> _Aim of the exercise_:
Only lines with the word "count" are needed; collect each of them from the listing below.

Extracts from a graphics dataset
** start **
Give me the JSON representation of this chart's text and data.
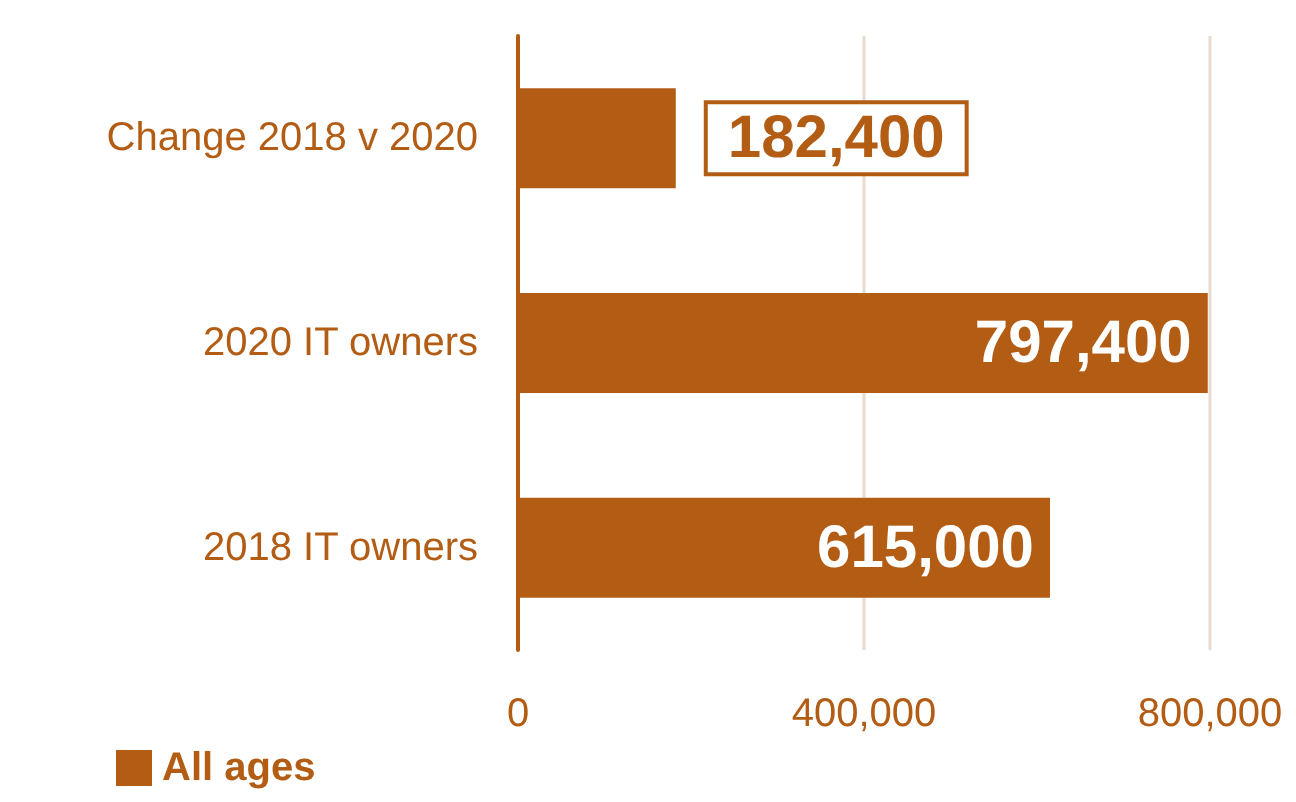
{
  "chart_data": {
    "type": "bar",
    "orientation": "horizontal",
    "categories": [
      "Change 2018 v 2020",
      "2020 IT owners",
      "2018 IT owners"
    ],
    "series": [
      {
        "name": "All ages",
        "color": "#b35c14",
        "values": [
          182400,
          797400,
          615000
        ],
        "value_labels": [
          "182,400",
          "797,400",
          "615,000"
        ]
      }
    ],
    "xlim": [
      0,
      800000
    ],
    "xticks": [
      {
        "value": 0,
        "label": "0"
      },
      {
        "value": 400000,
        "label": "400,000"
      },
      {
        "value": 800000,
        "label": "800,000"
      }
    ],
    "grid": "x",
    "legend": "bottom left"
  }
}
** end **
** start **
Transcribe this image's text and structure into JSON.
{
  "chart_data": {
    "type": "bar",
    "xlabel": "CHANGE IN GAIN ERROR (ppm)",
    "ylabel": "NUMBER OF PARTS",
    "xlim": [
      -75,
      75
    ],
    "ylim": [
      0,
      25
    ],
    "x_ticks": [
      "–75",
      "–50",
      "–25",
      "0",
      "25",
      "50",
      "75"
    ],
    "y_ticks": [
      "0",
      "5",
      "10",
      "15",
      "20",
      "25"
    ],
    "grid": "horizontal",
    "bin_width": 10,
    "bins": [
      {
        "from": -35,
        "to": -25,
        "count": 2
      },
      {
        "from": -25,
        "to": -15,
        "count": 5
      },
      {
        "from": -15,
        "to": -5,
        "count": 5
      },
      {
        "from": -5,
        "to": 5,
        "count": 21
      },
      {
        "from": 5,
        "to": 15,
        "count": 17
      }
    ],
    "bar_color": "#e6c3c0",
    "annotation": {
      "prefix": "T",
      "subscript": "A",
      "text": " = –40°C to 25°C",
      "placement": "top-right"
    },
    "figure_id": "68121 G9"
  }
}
** end **
> _Expected output_:
        "count": 2
        "count": 5
        "count": 5
        "count": 21
        "count": 17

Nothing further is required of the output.